● Problem statement: Whenever a line contains the string "analisa", copy it out of the entries.

(Data entries)
start

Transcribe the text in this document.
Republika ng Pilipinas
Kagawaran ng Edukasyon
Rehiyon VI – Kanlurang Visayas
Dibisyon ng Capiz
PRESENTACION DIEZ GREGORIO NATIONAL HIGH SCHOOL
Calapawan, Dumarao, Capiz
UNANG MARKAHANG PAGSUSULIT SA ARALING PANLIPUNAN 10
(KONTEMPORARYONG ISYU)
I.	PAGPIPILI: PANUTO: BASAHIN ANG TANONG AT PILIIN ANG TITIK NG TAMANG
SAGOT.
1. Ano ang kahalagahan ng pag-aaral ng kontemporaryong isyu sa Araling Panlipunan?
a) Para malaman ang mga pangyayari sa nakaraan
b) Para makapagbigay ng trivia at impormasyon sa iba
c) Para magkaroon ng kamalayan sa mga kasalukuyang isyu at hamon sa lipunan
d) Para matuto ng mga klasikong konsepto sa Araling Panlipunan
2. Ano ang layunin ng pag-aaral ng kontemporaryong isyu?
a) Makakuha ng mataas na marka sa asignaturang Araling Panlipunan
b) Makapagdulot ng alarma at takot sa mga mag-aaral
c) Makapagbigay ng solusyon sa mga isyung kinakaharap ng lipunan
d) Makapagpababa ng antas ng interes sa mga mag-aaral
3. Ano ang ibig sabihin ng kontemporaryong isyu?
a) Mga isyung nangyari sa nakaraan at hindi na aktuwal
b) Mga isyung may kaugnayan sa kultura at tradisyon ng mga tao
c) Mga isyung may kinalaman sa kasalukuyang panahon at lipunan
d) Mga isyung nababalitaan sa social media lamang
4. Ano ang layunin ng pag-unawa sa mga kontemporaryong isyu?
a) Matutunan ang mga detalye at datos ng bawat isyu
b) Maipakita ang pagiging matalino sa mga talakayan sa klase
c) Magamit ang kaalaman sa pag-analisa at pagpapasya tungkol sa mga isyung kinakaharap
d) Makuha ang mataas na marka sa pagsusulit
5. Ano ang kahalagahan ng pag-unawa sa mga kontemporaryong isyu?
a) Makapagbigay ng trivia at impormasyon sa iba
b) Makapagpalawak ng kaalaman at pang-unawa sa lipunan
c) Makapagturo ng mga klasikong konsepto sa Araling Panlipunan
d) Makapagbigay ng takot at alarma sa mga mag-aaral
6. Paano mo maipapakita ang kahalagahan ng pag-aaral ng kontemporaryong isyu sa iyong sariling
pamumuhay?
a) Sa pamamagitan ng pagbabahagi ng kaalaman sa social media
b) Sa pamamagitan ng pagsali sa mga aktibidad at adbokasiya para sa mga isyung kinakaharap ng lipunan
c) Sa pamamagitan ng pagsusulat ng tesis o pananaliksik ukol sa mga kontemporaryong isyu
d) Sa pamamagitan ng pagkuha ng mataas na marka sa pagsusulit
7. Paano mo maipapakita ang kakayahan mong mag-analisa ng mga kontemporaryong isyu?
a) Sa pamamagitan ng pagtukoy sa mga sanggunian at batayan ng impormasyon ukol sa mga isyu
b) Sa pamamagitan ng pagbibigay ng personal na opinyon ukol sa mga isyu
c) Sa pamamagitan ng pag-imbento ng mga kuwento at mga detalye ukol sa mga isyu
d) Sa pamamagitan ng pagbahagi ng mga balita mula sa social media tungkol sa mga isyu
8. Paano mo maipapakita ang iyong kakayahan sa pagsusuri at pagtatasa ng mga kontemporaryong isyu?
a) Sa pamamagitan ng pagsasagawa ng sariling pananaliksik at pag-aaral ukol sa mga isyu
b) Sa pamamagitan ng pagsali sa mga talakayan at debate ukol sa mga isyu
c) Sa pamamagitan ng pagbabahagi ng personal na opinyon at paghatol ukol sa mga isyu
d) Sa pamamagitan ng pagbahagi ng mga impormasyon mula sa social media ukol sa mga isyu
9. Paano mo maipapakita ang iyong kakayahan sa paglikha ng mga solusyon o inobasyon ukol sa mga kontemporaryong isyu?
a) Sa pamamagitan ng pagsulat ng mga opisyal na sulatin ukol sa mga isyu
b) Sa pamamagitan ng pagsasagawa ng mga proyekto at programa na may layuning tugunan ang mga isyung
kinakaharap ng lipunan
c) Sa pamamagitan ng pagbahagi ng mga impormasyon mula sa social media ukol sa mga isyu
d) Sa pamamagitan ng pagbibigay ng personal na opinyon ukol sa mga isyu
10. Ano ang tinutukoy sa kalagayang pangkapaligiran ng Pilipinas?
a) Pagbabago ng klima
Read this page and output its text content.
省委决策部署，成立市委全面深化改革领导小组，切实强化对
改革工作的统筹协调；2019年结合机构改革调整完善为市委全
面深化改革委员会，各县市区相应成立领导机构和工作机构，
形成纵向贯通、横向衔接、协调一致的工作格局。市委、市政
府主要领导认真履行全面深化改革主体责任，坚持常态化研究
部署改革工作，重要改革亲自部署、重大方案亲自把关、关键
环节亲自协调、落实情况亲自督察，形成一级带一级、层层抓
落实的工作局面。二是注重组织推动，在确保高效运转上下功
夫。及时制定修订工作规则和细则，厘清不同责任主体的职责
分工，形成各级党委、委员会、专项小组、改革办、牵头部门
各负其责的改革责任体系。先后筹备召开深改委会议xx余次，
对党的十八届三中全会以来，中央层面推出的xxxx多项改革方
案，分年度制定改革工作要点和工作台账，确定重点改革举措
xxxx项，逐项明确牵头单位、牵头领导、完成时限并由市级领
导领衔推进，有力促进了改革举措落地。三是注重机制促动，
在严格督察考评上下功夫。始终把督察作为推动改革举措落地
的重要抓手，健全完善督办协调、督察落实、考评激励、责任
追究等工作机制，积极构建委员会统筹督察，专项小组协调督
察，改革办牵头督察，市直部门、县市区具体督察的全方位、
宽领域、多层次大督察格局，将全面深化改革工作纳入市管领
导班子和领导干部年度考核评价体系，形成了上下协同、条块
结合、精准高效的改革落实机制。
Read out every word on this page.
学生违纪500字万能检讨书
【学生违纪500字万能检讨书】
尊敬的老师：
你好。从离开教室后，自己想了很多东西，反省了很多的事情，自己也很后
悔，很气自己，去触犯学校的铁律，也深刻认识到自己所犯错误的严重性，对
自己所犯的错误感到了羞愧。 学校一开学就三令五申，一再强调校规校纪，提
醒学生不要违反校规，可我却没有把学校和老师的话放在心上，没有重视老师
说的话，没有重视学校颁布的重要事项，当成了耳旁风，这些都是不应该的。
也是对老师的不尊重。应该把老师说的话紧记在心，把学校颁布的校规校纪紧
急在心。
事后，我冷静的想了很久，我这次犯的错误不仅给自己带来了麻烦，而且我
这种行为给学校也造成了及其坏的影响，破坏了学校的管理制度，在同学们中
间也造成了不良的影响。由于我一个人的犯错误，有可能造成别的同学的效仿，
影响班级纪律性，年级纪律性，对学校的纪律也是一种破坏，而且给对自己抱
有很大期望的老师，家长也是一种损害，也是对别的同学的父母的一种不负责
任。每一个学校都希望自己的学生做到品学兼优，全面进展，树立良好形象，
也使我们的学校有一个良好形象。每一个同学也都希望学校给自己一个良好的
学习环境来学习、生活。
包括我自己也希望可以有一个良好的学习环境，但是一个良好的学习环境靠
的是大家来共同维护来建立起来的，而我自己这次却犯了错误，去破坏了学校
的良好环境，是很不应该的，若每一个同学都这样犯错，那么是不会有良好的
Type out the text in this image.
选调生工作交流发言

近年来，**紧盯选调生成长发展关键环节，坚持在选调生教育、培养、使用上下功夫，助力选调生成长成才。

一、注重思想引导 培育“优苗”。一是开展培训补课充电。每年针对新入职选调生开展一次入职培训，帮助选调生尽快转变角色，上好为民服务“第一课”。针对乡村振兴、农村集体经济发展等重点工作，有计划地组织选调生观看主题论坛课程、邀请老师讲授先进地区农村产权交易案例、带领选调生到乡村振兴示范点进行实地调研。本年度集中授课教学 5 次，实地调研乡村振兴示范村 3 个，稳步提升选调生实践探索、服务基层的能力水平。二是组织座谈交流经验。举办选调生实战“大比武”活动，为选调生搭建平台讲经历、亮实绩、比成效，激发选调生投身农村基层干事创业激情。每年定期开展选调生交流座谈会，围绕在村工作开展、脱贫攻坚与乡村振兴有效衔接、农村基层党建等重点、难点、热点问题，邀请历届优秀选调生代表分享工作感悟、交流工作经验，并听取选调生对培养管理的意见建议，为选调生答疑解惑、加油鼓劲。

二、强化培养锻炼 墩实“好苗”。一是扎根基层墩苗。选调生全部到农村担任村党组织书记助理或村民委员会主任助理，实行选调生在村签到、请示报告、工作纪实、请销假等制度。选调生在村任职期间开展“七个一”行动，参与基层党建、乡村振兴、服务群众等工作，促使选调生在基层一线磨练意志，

end

● Answer to this task:
c) Magamit ang kaalaman sa pag-analisa at pagpapasya tungkol sa mga isyung kinakaharap
7. Paano mo maipapakita ang kakayahan mong mag-analisa ng mga kontemporaryong isyu?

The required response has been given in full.